WHAT IS NEEDED -> Word for word, restate every line of the material.

Data records
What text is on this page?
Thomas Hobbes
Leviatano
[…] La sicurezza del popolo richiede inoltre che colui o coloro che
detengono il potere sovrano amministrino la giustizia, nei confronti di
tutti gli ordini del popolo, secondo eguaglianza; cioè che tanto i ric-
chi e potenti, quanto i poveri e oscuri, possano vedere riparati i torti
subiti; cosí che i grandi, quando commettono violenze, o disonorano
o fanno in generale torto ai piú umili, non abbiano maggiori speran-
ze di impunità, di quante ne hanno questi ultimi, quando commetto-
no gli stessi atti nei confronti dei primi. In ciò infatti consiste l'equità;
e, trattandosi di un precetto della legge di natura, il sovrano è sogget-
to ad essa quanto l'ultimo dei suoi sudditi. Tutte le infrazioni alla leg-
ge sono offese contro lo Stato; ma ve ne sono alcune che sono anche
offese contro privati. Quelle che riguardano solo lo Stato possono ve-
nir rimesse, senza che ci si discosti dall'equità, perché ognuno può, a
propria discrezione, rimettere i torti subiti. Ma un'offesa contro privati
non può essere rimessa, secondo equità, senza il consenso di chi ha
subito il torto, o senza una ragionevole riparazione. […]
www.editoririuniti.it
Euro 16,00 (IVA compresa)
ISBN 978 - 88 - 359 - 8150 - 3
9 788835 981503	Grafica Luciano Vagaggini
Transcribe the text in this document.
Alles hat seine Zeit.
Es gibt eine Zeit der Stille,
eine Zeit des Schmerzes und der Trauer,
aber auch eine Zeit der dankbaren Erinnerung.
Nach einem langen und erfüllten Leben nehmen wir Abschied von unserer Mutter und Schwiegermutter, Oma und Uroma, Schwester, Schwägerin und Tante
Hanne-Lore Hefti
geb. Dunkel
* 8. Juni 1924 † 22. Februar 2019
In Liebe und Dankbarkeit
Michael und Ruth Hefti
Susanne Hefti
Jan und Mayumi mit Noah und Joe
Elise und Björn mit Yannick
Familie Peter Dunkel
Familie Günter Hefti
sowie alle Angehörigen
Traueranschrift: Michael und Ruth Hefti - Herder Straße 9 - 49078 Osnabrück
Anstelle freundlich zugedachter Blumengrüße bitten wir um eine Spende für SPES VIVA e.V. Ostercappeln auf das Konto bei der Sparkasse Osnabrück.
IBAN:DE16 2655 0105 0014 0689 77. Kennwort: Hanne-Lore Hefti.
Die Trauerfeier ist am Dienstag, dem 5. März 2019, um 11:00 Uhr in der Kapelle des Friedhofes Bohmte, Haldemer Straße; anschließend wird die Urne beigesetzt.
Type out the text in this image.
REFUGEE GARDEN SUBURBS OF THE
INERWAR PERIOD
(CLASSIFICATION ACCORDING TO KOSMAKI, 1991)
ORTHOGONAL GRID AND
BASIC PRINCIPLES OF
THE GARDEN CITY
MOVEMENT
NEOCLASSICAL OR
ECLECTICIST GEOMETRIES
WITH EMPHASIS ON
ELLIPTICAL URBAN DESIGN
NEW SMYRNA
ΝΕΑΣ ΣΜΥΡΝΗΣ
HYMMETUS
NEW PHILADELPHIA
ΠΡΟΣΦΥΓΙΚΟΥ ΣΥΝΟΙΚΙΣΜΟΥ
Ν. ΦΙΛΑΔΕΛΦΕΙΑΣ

THE COMPLETED TASK ->
What text is on this page?
Thomas Hobbes
Leviatano
[…] La sicurezza del popolo richiede inoltre che colui o coloro che
detengono il potere sovrano amministrino la giustizia, nei confronti di
tutti gli ordini del popolo, secondo eguaglianza; cioè che tanto i ric-
chi e potenti, quanto i poveri e oscuri, possano vedere riparati i torti
subiti; cosí che i grandi, quando commettono violenze, o disonorano
o fanno in generale torto ai piú umili, non abbiano maggiori speran-
ze di impunità, di quante ne hanno questi ultimi, quando commetto-
no gli stessi atti nei confronti dei primi. In ciò infatti consiste l'equità;
e, trattandosi di un precetto della legge di natura, il sovrano è sogget-
to ad essa quanto l'ultimo dei suoi sudditi. Tutte le infrazioni alla leg-
ge sono offese contro lo Stato; ma ve ne sono alcune che sono anche
offese contro privati. Quelle che riguardano solo lo Stato possono ve-
nir rimesse, senza che ci si discosti dall'equità, perché ognuno può, a
propria discrezione, rimettere i torti subiti. Ma un'offesa contro privati
non può essere rimessa, secondo equità, senza il consenso di chi ha
subito il torto, o senza una ragionevole riparazione. […]
www.editoririuniti.it
Euro 16,00 (IVA compresa)
ISBN 978 - 88 - 359 - 8150 - 3
9 788835 981503	Grafica Luciano Vagaggini
Transcribe the text in this document.
Alles hat seine Zeit.
Es gibt eine Zeit der Stille,
eine Zeit des Schmerzes und der Trauer,
aber auch eine Zeit der dankbaren Erinnerung.
Nach einem langen und erfüllten Leben nehmen wir Abschied von unserer Mutter und Schwiegermutter, Oma und Uroma, Schwester, Schwägerin und Tante
Hanne-Lore Hefti
geb. Dunkel
* 8. Juni 1924 † 22. Februar 2019
In Liebe und Dankbarkeit
Michael und Ruth Hefti
Susanne Hefti
Jan und Mayumi mit Noah und Joe
Elise und Björn mit Yannick
Familie Peter Dunkel
Familie Günter Hefti
sowie alle Angehörigen
Traueranschrift: Michael und Ruth Hefti - Herder Straße 9 - 49078 Osnabrück
Anstelle freundlich zugedachter Blumengrüße bitten wir um eine Spende für SPES VIVA e.V. Ostercappeln auf das Konto bei der Sparkasse Osnabrück.
IBAN:DE16 2655 0105 0014 0689 77. Kennwort: Hanne-Lore Hefti.
Die Trauerfeier ist am Dienstag, dem 5. März 2019, um 11:00 Uhr in der Kapelle des Friedhofes Bohmte, Haldemer Straße; anschließend wird die Urne beigesetzt.
Type out the text in this image.
REFUGEE GARDEN SUBURBS OF THE
INERWAR PERIOD
(CLASSIFICATION ACCORDING TO KOSMAKI, 1991)
ORTHOGONAL GRID AND
BASIC PRINCIPLES OF
THE GARDEN CITY
MOVEMENT
NEOCLASSICAL OR
ECLECTICIST GEOMETRIES
WITH EMPHASIS ON
ELLIPTICAL URBAN DESIGN
NEW SMYRNA
ΝΕΑΣ ΣΜΥΡΝΗΣ
HYMMETUS
NEW PHILADELPHIA
ΠΡΟΣΦΥΓΙΚΟΥ ΣΥΝΟΙΚΙΣΜΟΥ
Ν. ΦΙΛΑΔΕΛΦΕΙΑΣ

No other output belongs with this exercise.